__To be done__
From the listing below, pull each line that includes "Habitante".

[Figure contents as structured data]
★ ★ ★ ★ ★
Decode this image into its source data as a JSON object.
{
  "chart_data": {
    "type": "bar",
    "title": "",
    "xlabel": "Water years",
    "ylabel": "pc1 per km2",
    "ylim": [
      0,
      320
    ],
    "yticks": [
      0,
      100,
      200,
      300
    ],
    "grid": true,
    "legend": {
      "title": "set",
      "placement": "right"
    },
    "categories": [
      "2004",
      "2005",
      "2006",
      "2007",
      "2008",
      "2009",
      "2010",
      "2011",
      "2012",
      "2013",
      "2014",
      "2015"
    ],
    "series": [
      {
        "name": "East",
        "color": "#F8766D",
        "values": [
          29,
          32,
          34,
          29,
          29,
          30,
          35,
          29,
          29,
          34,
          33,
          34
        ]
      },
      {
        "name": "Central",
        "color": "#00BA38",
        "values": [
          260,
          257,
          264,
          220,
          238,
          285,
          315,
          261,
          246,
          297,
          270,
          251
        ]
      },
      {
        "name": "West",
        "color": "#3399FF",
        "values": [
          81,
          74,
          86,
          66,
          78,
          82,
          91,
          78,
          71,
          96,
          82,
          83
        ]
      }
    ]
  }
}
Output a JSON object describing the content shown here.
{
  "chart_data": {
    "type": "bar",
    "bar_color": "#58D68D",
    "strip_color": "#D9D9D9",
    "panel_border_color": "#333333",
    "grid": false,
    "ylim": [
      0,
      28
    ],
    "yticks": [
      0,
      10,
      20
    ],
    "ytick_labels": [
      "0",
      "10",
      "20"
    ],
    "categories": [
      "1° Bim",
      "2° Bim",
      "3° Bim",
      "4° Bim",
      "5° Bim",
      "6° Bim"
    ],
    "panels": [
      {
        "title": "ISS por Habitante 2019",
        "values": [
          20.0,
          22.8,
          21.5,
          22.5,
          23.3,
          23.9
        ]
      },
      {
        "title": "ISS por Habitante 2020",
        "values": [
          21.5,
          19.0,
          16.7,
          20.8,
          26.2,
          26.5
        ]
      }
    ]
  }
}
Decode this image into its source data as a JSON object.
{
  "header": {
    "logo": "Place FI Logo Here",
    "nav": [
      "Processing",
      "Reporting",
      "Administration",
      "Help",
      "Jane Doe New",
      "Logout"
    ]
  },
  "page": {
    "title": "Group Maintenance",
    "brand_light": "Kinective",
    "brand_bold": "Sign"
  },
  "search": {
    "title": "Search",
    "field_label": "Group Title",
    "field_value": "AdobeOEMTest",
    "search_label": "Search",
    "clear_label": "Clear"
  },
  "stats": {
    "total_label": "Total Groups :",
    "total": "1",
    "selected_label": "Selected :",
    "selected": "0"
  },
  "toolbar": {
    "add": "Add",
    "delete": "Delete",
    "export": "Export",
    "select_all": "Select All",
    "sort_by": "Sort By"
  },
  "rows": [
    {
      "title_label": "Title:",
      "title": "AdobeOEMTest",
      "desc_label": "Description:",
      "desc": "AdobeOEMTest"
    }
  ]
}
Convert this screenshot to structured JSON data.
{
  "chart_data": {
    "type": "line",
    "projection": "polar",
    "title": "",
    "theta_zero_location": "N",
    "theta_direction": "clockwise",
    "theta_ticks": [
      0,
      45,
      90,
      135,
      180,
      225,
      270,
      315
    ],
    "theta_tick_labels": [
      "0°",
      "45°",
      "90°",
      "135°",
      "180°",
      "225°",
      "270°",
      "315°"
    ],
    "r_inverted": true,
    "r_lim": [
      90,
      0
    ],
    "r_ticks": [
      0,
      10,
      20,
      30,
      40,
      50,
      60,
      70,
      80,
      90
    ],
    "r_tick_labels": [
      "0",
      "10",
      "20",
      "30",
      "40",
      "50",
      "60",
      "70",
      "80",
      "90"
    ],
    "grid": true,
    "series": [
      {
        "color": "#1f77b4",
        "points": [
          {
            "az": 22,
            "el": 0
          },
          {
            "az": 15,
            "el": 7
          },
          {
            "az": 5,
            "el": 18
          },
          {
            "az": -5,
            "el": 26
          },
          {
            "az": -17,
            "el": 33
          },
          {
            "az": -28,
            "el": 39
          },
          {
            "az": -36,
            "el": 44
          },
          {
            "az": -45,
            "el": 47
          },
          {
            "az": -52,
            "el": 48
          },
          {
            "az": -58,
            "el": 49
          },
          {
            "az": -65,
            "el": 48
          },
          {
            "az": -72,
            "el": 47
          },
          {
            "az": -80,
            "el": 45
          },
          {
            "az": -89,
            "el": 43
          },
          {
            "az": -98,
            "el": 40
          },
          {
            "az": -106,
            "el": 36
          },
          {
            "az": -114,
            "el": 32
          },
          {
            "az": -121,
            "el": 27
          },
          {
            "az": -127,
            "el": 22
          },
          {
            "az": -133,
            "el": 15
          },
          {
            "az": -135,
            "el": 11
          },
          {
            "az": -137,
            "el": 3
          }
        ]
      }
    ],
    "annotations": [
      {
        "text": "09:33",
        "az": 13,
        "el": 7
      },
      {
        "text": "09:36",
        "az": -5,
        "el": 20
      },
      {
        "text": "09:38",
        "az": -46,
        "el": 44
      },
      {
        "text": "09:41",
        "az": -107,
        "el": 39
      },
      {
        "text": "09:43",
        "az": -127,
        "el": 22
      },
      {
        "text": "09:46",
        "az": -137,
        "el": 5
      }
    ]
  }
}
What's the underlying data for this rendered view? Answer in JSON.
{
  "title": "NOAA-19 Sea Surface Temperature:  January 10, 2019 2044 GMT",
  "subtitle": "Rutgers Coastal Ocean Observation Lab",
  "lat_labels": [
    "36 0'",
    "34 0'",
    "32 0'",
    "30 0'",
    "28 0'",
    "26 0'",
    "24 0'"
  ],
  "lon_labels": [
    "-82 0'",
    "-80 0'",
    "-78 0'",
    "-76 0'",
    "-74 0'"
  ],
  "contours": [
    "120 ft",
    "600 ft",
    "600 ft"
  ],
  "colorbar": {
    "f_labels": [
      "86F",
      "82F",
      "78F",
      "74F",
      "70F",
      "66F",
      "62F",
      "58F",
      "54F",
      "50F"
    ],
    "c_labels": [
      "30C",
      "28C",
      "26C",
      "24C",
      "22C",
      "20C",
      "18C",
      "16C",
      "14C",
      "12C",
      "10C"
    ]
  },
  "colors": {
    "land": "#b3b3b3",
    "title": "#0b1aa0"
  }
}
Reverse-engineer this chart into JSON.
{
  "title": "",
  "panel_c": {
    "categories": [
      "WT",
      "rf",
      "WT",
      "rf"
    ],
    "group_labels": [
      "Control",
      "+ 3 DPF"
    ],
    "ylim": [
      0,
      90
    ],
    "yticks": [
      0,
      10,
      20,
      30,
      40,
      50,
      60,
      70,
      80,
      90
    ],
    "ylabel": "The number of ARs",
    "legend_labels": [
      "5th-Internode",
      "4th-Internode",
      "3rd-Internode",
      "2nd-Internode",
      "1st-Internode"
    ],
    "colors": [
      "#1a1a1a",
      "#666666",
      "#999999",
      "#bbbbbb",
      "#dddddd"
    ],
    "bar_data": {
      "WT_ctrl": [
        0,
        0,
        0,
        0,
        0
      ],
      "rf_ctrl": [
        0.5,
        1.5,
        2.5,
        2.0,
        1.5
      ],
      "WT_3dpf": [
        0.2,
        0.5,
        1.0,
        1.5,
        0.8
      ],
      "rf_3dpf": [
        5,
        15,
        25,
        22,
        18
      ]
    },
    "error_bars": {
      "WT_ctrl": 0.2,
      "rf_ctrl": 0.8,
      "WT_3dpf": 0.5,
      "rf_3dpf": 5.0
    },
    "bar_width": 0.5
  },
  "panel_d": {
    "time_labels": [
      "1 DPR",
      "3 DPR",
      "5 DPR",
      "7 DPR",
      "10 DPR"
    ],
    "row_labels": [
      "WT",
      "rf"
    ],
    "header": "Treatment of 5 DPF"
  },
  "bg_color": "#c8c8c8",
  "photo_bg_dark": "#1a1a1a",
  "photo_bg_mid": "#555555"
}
★ ★ ★ ★ ★
__Completed exercise__
        "title": "ISS por Habitante 2019",
        "title": "ISS por Habitante 2020",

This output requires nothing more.